* Task description
Within the data that follows, how many lines carry the string "title"? Give the number alone.

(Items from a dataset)
========
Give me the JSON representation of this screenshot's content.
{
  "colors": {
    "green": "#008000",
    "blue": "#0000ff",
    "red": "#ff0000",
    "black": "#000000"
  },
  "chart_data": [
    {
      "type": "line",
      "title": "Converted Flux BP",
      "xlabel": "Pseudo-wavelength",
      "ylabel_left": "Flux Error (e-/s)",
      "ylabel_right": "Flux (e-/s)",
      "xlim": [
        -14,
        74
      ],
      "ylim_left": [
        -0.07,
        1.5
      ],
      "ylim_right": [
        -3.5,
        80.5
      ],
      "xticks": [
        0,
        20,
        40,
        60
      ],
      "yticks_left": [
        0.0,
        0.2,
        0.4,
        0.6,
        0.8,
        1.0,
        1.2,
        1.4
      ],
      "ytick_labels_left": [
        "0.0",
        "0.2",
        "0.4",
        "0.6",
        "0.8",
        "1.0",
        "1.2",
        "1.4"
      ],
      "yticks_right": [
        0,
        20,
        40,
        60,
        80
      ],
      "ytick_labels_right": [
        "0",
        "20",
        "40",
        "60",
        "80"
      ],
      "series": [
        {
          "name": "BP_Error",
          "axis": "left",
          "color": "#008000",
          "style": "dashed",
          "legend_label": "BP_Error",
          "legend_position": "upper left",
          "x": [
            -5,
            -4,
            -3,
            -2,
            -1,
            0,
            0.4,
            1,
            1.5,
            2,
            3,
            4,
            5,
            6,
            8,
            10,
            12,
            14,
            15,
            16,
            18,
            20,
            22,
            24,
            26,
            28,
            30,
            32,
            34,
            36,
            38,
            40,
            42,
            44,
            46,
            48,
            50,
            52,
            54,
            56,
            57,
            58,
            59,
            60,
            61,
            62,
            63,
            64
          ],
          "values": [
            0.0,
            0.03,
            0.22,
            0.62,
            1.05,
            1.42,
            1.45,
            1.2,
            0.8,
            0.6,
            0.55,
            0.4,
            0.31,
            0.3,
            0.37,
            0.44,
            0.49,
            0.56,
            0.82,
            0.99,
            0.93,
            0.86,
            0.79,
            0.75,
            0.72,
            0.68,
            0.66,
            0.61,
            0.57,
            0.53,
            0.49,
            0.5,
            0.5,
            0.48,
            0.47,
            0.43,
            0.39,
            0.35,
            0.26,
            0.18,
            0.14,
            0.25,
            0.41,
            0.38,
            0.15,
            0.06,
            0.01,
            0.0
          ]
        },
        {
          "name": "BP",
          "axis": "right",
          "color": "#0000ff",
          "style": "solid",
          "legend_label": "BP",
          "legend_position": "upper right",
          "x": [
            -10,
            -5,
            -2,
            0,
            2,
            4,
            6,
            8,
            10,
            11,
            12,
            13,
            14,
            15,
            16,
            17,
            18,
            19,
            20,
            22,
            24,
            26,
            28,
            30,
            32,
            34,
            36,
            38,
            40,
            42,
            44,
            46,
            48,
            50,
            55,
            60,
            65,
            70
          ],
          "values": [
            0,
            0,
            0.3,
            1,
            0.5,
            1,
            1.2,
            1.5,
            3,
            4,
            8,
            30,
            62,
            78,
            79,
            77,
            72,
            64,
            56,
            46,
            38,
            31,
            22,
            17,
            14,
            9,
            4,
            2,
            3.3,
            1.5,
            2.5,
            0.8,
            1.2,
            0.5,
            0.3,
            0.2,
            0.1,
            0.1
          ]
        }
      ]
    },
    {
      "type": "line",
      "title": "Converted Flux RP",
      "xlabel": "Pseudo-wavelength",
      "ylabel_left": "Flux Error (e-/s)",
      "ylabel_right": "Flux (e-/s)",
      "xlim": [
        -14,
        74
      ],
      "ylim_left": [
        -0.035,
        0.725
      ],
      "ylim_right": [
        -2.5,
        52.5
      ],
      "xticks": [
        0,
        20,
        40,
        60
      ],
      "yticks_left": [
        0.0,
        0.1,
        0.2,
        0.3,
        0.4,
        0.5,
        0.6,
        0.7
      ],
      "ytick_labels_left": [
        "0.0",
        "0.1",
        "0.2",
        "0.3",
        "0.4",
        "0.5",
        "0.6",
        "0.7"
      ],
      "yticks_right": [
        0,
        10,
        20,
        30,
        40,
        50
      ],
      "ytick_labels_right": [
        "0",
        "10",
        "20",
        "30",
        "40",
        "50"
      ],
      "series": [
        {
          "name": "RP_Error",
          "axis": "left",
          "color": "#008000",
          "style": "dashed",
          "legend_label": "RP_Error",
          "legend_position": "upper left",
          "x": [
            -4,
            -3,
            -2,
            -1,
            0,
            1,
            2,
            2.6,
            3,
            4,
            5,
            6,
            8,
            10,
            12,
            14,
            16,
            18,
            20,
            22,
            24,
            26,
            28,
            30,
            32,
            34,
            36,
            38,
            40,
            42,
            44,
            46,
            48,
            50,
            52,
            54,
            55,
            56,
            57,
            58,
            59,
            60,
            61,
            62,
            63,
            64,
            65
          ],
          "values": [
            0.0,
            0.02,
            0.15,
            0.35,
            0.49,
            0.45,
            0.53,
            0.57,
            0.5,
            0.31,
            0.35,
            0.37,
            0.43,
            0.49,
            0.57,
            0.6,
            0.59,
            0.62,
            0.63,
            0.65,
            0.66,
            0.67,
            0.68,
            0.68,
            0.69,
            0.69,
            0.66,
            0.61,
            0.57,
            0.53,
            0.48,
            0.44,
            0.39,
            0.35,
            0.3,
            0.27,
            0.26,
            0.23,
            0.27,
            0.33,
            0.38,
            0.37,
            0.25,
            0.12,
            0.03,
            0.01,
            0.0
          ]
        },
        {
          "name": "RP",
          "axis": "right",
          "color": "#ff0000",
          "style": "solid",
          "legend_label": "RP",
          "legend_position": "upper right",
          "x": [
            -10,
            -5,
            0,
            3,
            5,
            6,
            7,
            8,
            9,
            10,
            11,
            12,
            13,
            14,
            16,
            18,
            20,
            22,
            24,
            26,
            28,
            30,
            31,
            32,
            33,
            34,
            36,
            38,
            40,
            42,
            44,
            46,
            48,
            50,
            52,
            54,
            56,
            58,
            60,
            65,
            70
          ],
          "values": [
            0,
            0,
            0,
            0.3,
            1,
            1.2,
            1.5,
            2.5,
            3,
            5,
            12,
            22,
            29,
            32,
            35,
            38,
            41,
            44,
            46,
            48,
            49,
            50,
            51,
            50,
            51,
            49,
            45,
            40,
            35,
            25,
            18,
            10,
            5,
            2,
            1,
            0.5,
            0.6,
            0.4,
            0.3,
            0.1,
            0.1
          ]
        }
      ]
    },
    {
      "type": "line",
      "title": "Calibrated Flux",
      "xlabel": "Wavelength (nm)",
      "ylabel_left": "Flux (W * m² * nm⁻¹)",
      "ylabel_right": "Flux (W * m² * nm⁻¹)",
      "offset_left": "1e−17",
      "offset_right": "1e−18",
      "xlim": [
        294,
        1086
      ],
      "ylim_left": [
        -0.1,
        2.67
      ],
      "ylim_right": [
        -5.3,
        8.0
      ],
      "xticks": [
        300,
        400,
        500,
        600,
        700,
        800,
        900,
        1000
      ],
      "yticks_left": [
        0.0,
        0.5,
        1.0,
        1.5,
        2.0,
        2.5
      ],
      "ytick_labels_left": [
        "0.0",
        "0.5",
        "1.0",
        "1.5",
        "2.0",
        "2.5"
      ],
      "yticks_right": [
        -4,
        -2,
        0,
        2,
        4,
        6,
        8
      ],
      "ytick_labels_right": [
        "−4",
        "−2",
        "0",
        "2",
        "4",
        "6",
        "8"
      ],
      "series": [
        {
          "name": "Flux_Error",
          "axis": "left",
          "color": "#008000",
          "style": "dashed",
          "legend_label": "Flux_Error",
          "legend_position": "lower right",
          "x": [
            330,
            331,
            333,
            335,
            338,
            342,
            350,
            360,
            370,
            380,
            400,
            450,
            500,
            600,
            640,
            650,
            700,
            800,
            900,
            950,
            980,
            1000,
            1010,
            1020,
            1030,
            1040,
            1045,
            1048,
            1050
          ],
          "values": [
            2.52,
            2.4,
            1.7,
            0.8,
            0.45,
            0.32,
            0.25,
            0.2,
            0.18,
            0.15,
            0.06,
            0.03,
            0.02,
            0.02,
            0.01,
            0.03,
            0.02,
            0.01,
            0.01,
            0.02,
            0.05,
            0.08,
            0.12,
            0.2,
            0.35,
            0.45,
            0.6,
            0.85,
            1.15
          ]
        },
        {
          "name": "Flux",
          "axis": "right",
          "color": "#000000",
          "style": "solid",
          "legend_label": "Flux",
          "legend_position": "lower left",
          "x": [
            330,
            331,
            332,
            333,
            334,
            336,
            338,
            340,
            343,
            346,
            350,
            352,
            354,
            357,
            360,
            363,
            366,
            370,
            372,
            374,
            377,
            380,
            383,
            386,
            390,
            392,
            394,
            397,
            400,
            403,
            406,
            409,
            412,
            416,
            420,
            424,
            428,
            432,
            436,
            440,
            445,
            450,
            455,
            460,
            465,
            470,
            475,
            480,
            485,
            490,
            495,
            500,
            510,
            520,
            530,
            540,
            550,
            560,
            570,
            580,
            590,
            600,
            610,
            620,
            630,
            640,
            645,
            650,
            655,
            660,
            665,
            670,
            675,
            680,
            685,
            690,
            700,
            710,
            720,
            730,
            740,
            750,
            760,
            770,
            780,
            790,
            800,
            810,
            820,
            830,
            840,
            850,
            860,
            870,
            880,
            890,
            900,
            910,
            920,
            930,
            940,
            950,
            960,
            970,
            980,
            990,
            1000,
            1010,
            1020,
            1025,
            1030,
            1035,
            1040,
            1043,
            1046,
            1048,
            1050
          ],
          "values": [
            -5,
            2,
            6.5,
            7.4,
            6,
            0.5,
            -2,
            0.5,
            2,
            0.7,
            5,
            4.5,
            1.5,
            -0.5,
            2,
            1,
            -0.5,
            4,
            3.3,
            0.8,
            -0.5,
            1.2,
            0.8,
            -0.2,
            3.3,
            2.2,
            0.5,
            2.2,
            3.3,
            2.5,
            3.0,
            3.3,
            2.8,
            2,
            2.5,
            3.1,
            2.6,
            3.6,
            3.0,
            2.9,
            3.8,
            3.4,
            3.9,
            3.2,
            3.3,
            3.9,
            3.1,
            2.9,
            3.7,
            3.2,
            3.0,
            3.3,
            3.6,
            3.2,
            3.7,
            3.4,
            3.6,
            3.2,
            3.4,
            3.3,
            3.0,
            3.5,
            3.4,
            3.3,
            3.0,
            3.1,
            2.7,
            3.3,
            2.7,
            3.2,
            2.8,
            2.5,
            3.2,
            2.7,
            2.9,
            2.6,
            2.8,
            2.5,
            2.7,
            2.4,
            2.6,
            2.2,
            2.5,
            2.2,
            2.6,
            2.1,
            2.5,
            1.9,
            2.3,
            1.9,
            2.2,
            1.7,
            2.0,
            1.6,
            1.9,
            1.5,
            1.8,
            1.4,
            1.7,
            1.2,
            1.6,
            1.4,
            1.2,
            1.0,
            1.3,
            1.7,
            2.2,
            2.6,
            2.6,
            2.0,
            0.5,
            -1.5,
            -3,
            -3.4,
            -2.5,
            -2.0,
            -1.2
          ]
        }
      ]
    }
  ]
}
========
* Expected answer
3